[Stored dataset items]
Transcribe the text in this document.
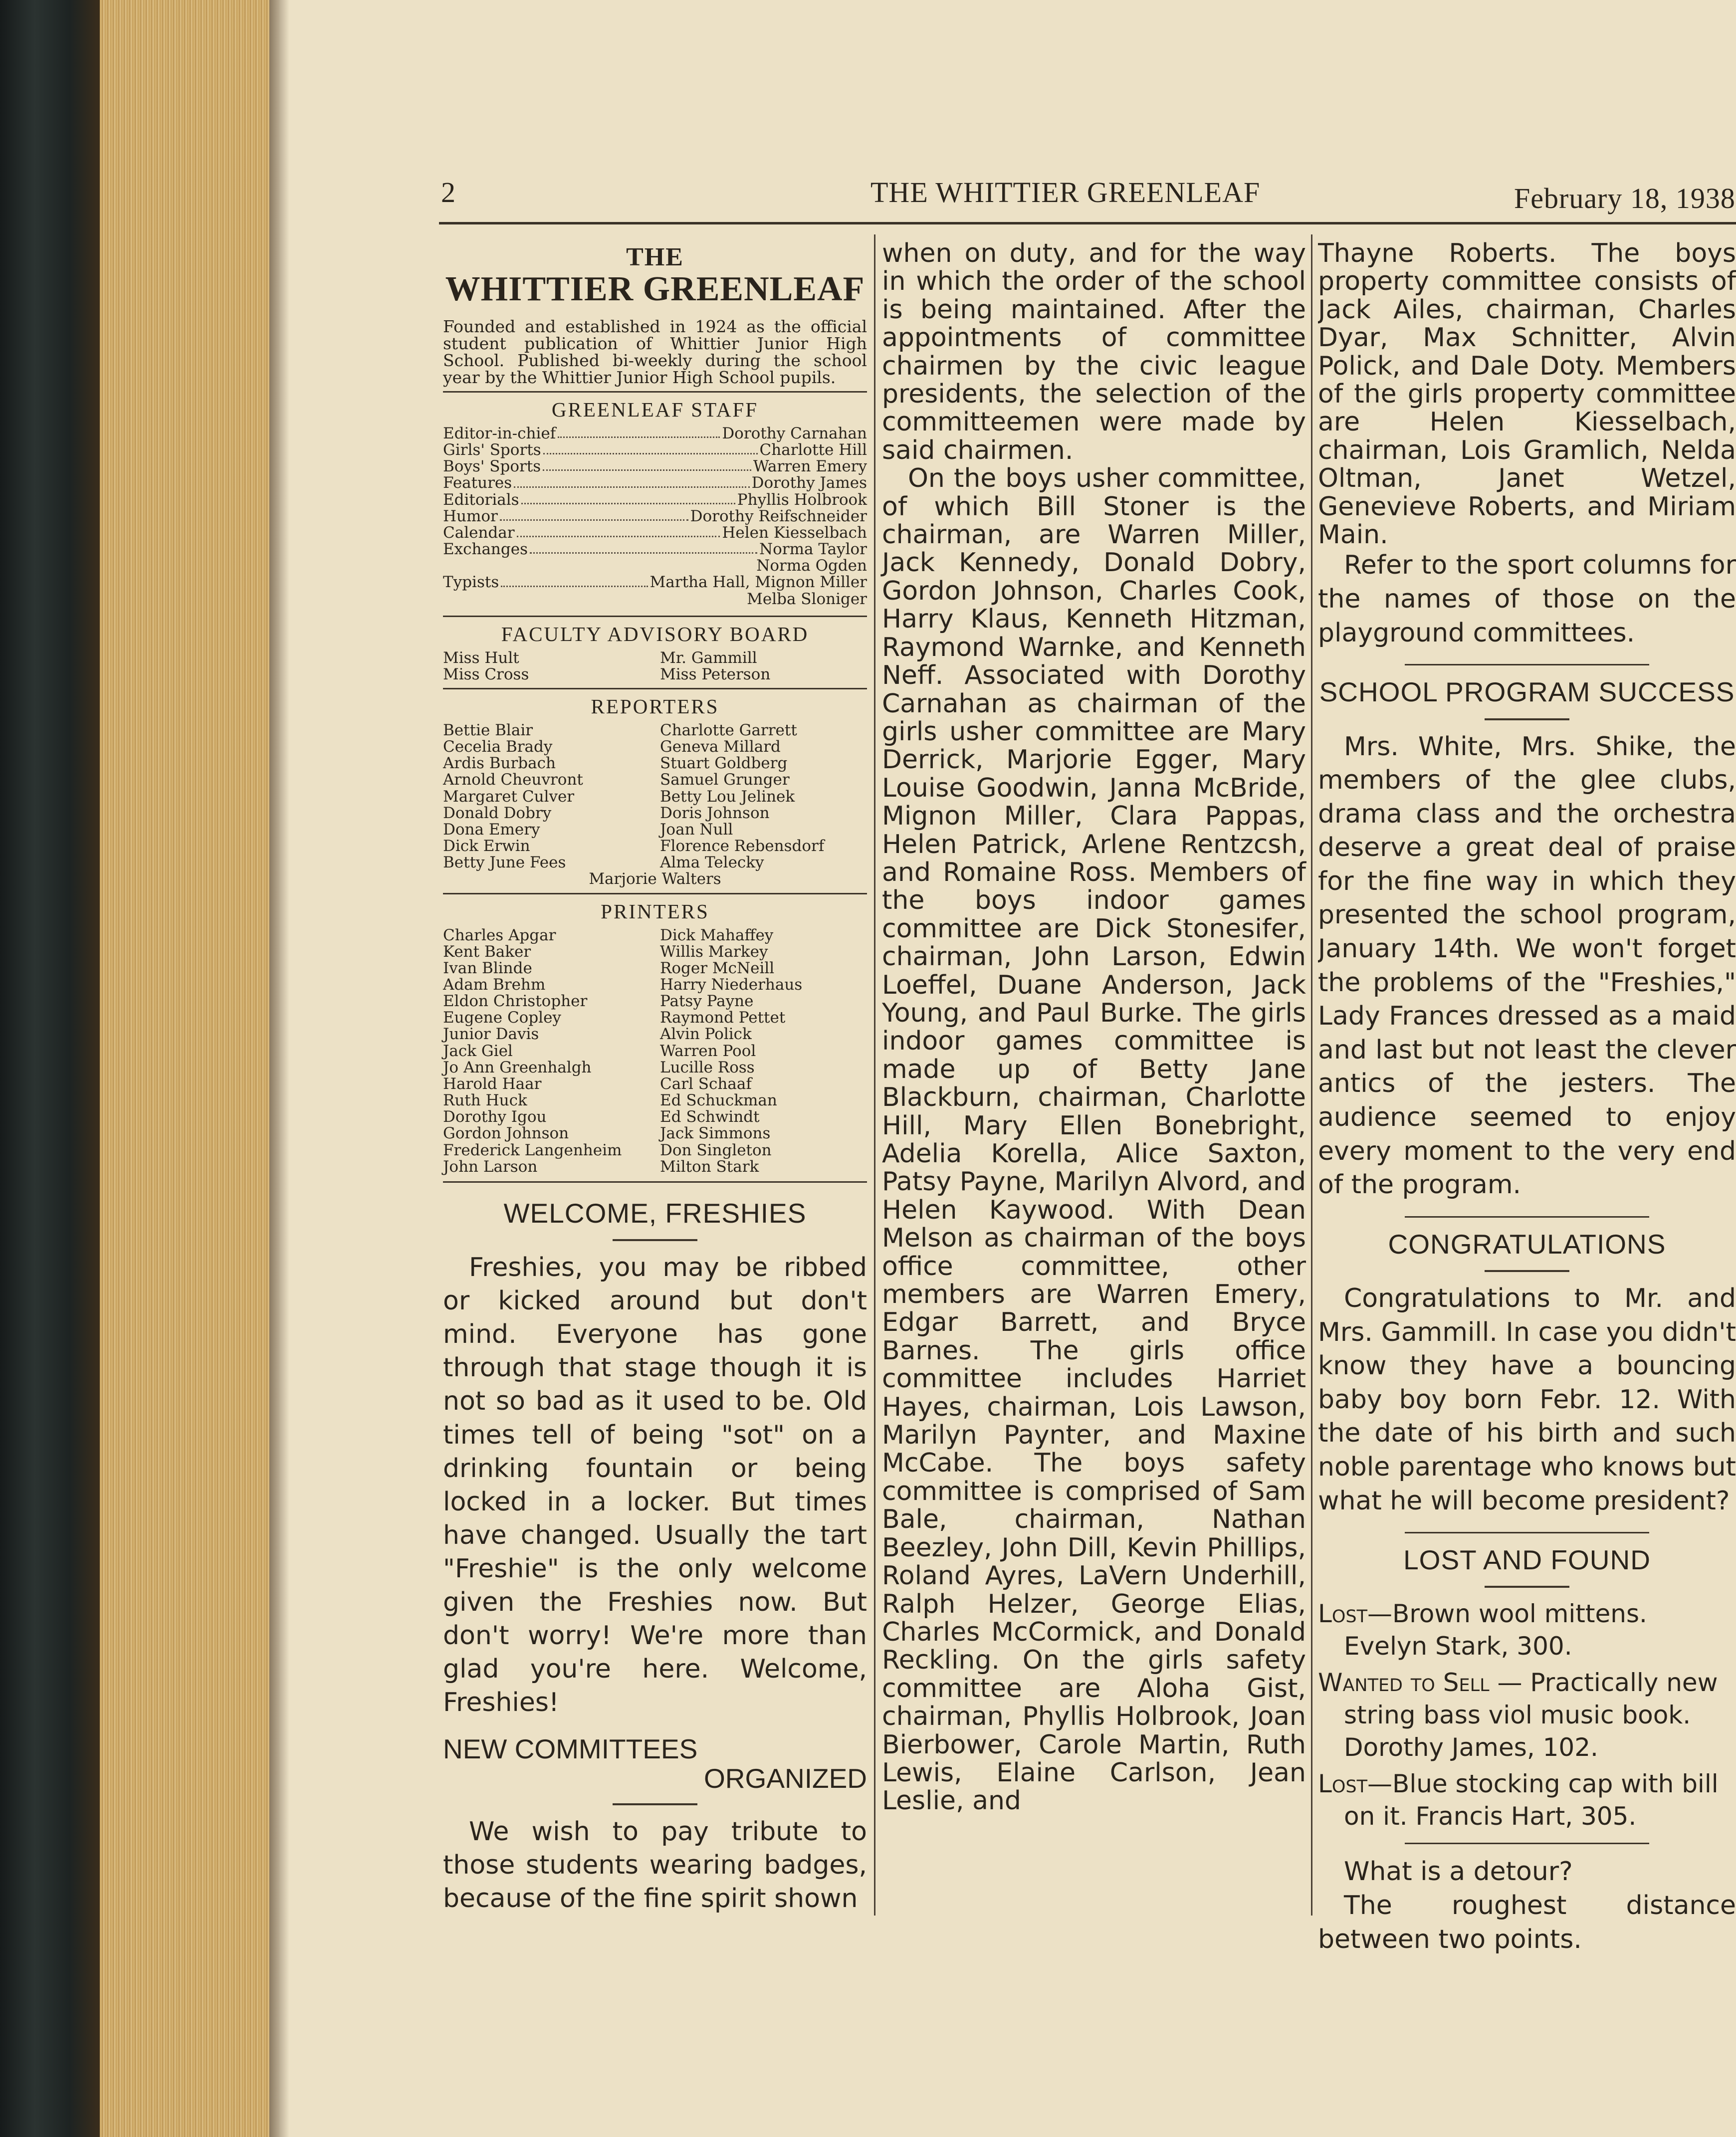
2	THE WHITTIER GREENLEAF	February 18, 1938
THE
WHITTIER GREENLEAF
Founded and established in 1924 as the official student publication of Whittier Junior High School. Published bi-weekly during the school year by the Whittier Junior High School pupils.
GREENLEAF STAFF
Editor-in-chief	Dorothy Carnahan
Girls' Sports	Charlotte Hill
Boys' Sports	Warren Emery
Features	Dorothy James
Editorials	Phyllis Holbrook
Humor	Dorothy Reifschneider
Calendar	Helen Kiesselbach
Exchanges	Norma Taylor
Norma Ogden
Typists	Martha Hall, Mignon Miller
Melba Sloniger
FACULTY ADVISORY BOARD
Miss Hult	Mr. Gammill
Miss Cross	Miss Peterson
REPORTERS
Bettie Blair	Charlotte Garrett
Cecelia Brady	Geneva Millard
Ardis Burbach	Stuart Goldberg
Arnold Cheuvront	Samuel Grunger
Margaret Culver	Betty Lou Jelinek
Donald Dobry	Doris Johnson
Dona Emery	Joan Null
Dick Erwin	Florence Rebensdorf
Betty June Fees	Alma Telecky
Marjorie Walters
PRINTERS
Charles Apgar	Dick Mahaffey
Kent Baker	Willis Markey
Ivan Blinde	Roger McNeill
Adam Brehm	Harry Niederhaus
Eldon Christopher	Patsy Payne
Eugene Copley	Raymond Pettet
Junior Davis	Alvin Polick
Jack Giel	Warren Pool
Jo Ann Greenhalgh	Lucille Ross
Harold Haar	Carl Schaaf
Ruth Huck	Ed Schuckman
Dorothy Igou	Ed Schwindt
Gordon Johnson	Jack Simmons
Frederick Langenheim	Don Singleton
John Larson	Milton Stark
WELCOME, FRESHIES

Freshies, you may be ribbed or kicked around but don't mind. Everyone has gone through that stage though it is not so bad as it used to be. Old times tell of being "sot" on a drinking fountain or being locked in a locker. But times have changed. Usually the tart "Freshie" is the only welcome given the Freshies now. But don't worry! We're more than glad you're here. Welcome, Freshies!

NEW COMMITTEES
ORGANIZED

We wish to pay tribute to those students wearing badges, because of the fine spirit shown

when on duty, and for the way in which the order of the school is being maintained. After the appointments of committee chairmen by the civic league presidents, the selection of the committeemen were made by said chairmen.

On the boys usher committee, of which Bill Stoner is the chairman, are Warren Miller, Jack Kennedy, Donald Dobry, Gordon Johnson, Charles Cook, Harry Klaus, Kenneth Hitzman, Raymond Warnke, and Kenneth Neff. Associated with Dorothy Carnahan as chairman of the girls usher committee are Mary Derrick, Marjorie Egger, Mary Louise Goodwin, Janna McBride, Mignon Miller, Clara Pappas, Helen Patrick, Arlene Rentzcsh, and Romaine Ross. Members of the boys indoor games committee are Dick Stonesifer, chairman, John Larson, Edwin Loeffel, Duane Anderson, Jack Young, and Paul Burke. The girls indoor games committee is made up of Betty Jane Blackburn, chairman, Charlotte Hill, Mary Ellen Bonebright, Adelia Korella, Alice Saxton, Patsy Payne, Marilyn Alvord, and Helen Kaywood. With Dean Melson as chairman of the boys office committee, other members are Warren Emery, Edgar Barrett, and Bryce Barnes. The girls office committee includes Harriet Hayes, chairman, Lois Lawson, Marilyn Paynter, and Maxine McCabe. The boys safety committee is comprised of Sam Bale, chairman, Nathan Beezley, John Dill, Kevin Phillips, Roland Ayres, LaVern Underhill, Ralph Helzer, George Elias, Charles McCormick, and Donald Reckling. On the girls safety committee are Aloha Gist, chairman, Phyllis Holbrook, Joan Bierbower, Carole Martin, Ruth Lewis, Elaine Carlson, Jean Leslie, and

Thayne Roberts. The boys property committee consists of Jack Ailes, chairman, Charles Dyar, Max Schnitter, Alvin Polick, and Dale Doty. Members of the girls property committee are Helen Kiesselbach, chairman, Lois Gramlich, Nelda Oltman, Janet Wetzel, Genevieve Roberts, and Miriam Main.

Refer to the sport columns for the names of those on the playground committees.

SCHOOL PROGRAM SUCCESS

Mrs. White, Mrs. Shike, the members of the glee clubs, drama class and the orchestra deserve a great deal of praise for the fine way in which they presented the school program, January 14th. We won't forget the problems of the "Freshies," Lady Frances dressed as a maid and last but not least the clever antics of the jesters. The audience seemed to enjoy every moment to the very end of the program.

CONGRATULATIONS

Congratulations to Mr. and Mrs. Gammill. In case you didn't know they have a bouncing baby boy born Febr. 12. With the date of his birth and such noble parentage who knows but what he will become president?

LOST AND FOUND

Lost—Brown wool mittens. Evelyn Stark, 300.

Wanted to Sell — Practically new string bass viol music book. Dorothy James, 102.

Lost—Blue stocking cap with bill on it. Francis Hart, 305.

What is a detour?

The roughest distance between two points.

▸ **Task description**
Gather up every line from the listing above in which the word "GREENLEAF" occurs.

▸ **Solution to this exercise**
2	THE WHITTIER GREENLEAF	February 18, 1938
WHITTIER GREENLEAF
GREENLEAF STAFF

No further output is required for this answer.